**WHAT IS NEEDED**
Lay out the data from its first line up to and including the line with "discover-heading: Is your" as a Markdown table with the columns Row and Line, skipping any blank lines.
━━━━━ EXTRACTED MATERIAL
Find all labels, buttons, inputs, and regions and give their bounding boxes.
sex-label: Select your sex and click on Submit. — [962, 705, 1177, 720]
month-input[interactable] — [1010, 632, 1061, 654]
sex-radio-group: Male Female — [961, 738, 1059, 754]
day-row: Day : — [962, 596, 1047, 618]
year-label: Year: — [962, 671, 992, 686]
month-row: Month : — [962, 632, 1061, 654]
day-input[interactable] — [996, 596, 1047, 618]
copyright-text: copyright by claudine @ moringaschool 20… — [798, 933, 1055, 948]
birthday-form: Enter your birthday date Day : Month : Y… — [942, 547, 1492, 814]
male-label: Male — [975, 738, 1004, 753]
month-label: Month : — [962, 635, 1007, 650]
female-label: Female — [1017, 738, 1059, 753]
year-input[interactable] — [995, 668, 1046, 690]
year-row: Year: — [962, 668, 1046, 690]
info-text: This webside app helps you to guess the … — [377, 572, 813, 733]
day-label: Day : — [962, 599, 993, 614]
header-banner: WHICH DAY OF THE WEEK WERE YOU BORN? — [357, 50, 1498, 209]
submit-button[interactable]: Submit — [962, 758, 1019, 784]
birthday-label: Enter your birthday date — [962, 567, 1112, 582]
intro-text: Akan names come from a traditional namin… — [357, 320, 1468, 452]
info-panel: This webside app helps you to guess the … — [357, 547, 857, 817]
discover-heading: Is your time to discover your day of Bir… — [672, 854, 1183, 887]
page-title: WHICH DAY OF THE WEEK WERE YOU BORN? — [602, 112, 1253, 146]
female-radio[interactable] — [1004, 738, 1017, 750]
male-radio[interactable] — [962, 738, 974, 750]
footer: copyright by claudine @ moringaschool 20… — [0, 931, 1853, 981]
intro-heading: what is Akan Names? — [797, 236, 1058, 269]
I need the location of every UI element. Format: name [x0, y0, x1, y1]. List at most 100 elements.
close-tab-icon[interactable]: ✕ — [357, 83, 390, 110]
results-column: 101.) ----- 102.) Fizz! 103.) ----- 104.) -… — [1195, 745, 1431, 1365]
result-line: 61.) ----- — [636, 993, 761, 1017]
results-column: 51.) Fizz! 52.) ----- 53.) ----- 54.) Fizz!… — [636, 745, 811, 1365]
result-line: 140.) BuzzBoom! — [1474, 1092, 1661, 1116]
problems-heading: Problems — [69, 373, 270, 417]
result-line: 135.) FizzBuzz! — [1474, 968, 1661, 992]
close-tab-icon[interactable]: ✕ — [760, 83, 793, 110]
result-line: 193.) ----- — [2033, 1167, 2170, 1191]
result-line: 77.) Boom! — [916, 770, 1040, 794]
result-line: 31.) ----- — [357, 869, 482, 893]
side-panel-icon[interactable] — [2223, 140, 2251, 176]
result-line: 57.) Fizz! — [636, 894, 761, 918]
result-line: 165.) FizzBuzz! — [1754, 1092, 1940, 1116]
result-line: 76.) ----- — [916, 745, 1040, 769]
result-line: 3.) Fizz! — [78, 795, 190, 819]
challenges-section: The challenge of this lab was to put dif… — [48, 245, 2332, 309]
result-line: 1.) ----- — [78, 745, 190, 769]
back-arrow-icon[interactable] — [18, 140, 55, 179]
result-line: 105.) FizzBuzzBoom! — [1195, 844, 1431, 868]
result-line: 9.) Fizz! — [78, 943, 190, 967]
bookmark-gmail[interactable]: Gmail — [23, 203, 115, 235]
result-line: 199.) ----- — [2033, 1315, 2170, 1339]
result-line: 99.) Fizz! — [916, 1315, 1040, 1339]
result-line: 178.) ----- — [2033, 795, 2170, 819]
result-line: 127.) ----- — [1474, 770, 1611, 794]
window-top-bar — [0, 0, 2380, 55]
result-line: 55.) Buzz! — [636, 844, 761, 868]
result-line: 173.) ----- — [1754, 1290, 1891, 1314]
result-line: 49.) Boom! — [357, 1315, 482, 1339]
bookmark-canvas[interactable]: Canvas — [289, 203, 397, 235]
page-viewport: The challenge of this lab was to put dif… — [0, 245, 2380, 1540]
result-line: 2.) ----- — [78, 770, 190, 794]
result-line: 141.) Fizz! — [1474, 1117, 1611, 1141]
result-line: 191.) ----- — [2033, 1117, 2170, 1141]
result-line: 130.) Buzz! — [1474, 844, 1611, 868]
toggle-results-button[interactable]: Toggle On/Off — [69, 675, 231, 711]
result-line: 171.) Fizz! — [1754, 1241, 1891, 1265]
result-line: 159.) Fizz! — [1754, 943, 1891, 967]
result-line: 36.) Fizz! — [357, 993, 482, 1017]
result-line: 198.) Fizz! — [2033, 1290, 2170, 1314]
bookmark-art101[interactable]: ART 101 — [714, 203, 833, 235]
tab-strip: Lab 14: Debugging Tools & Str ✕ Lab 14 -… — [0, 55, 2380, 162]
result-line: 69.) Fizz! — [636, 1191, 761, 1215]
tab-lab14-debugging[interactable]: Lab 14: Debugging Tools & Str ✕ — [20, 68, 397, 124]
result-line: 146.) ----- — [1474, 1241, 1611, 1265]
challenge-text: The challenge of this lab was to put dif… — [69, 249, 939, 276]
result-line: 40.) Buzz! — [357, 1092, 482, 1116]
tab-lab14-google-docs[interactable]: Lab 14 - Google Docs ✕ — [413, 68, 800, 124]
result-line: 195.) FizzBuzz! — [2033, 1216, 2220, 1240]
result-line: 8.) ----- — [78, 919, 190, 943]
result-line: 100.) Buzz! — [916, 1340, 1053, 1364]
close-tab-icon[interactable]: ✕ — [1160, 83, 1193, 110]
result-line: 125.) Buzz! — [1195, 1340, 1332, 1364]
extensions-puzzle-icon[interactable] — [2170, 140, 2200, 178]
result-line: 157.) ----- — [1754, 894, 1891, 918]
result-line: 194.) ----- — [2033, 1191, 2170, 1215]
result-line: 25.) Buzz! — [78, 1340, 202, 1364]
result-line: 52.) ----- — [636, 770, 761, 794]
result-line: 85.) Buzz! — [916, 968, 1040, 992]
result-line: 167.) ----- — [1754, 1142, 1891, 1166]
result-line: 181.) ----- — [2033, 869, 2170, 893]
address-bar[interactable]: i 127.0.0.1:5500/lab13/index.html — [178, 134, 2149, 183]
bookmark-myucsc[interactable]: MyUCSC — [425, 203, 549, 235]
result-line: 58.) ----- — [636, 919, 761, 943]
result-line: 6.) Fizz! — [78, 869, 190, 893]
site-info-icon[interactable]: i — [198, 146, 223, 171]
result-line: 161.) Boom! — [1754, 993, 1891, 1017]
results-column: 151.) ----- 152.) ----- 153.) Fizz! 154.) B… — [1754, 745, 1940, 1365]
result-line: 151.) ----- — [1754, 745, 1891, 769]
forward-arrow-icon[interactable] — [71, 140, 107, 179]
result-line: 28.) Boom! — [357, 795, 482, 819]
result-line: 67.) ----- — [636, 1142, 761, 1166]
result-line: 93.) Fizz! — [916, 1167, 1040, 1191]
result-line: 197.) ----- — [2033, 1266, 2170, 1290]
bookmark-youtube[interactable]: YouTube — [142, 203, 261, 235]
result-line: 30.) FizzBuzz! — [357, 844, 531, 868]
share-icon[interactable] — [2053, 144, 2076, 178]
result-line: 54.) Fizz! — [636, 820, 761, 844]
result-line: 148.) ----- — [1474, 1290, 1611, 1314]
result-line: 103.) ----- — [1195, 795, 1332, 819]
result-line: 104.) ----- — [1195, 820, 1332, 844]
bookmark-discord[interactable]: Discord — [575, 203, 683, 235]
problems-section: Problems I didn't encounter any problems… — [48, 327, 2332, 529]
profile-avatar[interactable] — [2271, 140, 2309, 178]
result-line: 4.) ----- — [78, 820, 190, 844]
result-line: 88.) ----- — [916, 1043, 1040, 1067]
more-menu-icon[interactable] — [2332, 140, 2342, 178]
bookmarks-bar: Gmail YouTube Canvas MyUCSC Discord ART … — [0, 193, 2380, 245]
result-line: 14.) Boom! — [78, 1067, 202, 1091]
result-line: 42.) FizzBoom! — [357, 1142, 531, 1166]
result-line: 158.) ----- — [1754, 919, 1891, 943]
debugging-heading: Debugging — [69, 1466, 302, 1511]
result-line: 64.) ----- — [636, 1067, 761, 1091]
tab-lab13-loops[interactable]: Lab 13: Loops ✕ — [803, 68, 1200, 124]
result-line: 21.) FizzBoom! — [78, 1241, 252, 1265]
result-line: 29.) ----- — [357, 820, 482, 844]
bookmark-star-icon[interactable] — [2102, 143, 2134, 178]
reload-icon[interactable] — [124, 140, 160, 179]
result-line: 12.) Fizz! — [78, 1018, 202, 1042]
━━━━━━━━━━
**TASK ANSWER**
| Row | Line |
|---|---|
| 1 | Find all labels, buttons, inputs, and regions and give their bounding boxes. |
| 2 | sex-label: Select your sex and click on Submit. — [962, 705, 1177, 720] |
| 3 | month-input[interactable] — [1010, 632, 1061, 654] |
| 4 | sex-radio-group: Male Female — [961, 738, 1059, 754] |
| 5 | day-row: Day : — [962, 596, 1047, 618] |
| 6 | year-label: Year: — [962, 671, 992, 686] |
| 7 | month-row: Month : — [962, 632, 1061, 654] |
| 8 | day-input[interactable] — [996, 596, 1047, 618] |
| 9 | copyright-text: copyright by claudine @ moringaschool 20… — [798, 933, 1055, 948] |
| 10 | birthday-form: Enter your birthday date Day : Month : Y… — [942, 547, 1492, 814] |
| 11 | male-label: Male — [975, 738, 1004, 753] |
| 12 | month-label: Month : — [962, 635, 1007, 650] |
| 13 | female-label: Female — [1017, 738, 1059, 753] |
| 14 | year-input[interactable] — [995, 668, 1046, 690] |
| 15 | year-row: Year: — [962, 668, 1046, 690] |
| 16 | info-text: This webside app helps you to guess the … — [377, 572, 813, 733] |
| 17 | day-label: Day : — [962, 599, 993, 614] |
| 18 | header-banner: WHICH DAY OF THE WEEK WERE YOU BORN? — [357, 50, 1498, 209] |
| 19 | submit-button[interactable]: Submit — [962, 758, 1019, 784] |
| 20 | birthday-label: Enter your birthday date — [962, 567, 1112, 582] |
| 21 | intro-text: Akan names come from a traditional namin… — [357, 320, 1468, 452] |
| 22 | info-panel: This webside app helps you to guess the … — [357, 547, 857, 817] |
| 23 | discover-heading: Is your time to discover your day of Bir… — [672, 854, 1183, 887] |